== Goal ==
Which lines in the material below contain the word "Marzo"? Copy each of them.

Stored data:
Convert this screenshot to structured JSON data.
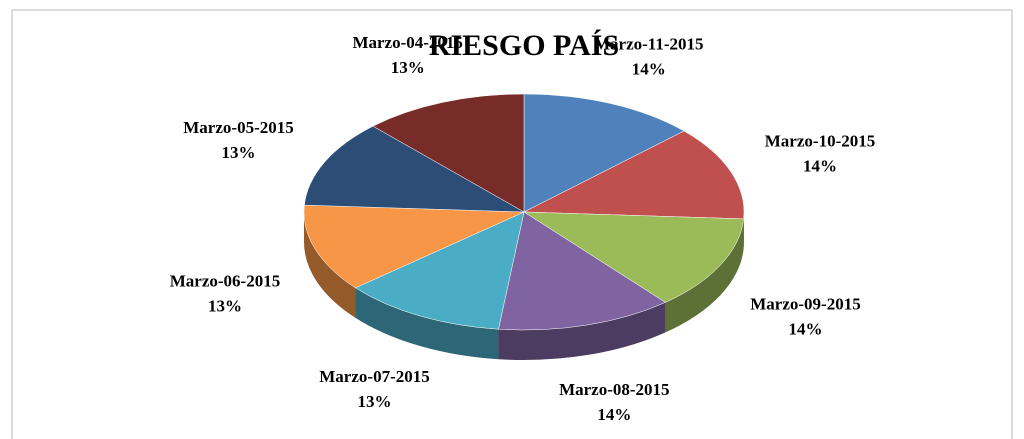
{
  "chart_data": {
    "type": "pie",
    "title": "RIESGO PAÍS",
    "categories": [
      "Marzo-11-2015",
      "Marzo-10-2015",
      "Marzo-09-2015",
      "Marzo-08-2015",
      "Marzo-07-2015",
      "Marzo-06-2015",
      "Marzo-05-2015",
      "Marzo-04-2015"
    ],
    "values": [
      14,
      14,
      14,
      14,
      13,
      13,
      13,
      13
    ],
    "value_labels": [
      "14%",
      "14%",
      "14%",
      "14%",
      "13%",
      "13%",
      "13%",
      "13%"
    ],
    "colors": [
      "#4f81bd",
      "#c0504d",
      "#9bbb59",
      "#8064a2",
      "#4bacc6",
      "#f79646",
      "#2c4d75",
      "#772c2a"
    ]
  }
}
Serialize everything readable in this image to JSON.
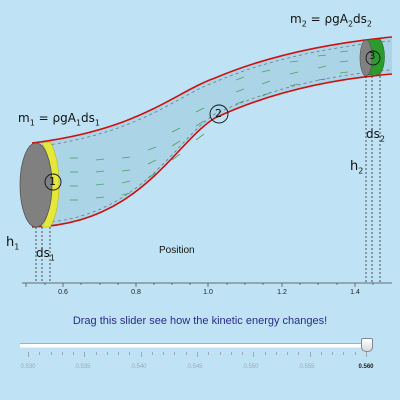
{
  "labels": {
    "mass_left_prefix": "m",
    "mass_left_sub": "1",
    "mass_left_eq": " = ρgA",
    "mass_left_sub2": "1",
    "mass_left_tail": "ds",
    "mass_left_sub3": "1",
    "mass_right_prefix": "m",
    "mass_right_sub": "2",
    "mass_right_eq": " = ρgA",
    "mass_right_sub2": "2",
    "mass_right_tail": "ds",
    "mass_right_sub3": "2",
    "h1": "h",
    "h1_sub": "1",
    "h2": "h",
    "h2_sub": "2",
    "ds1": "ds",
    "ds1_sub": "1",
    "ds2": "ds",
    "ds2_sub": "2",
    "region_1": "1",
    "region_2": "2",
    "region_3": "3",
    "axis_title": "Position"
  },
  "axis": {
    "ticks": [
      "0.6",
      "0.8",
      "1.0",
      "1.2",
      "1.4"
    ]
  },
  "instruction": "Drag this slider see how the kinetic energy changes!",
  "slider": {
    "tick_labels": [
      "0.530",
      "0.535",
      "0.540",
      "0.545",
      "0.550",
      "0.555",
      "0.560"
    ],
    "value_label": "0.560",
    "value": 0.56,
    "min": 0.53,
    "max": 0.56
  },
  "colors": {
    "background": "#bfe3f4",
    "pipe_fill": "#a9d2e6",
    "pipe_wall": "#cc1111",
    "left_cap": "#808080",
    "left_slice": "#e4e83a",
    "right_slice": "#2d9a2d",
    "streamline": "#3a9a4a"
  }
}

== Correct answer ==
      "Marzo-11-2015",
      "Marzo-10-2015",
      "Marzo-09-2015",
      "Marzo-08-2015",
      "Marzo-07-2015",
      "Marzo-06-2015",
      "Marzo-05-2015",
      "Marzo-04-2015"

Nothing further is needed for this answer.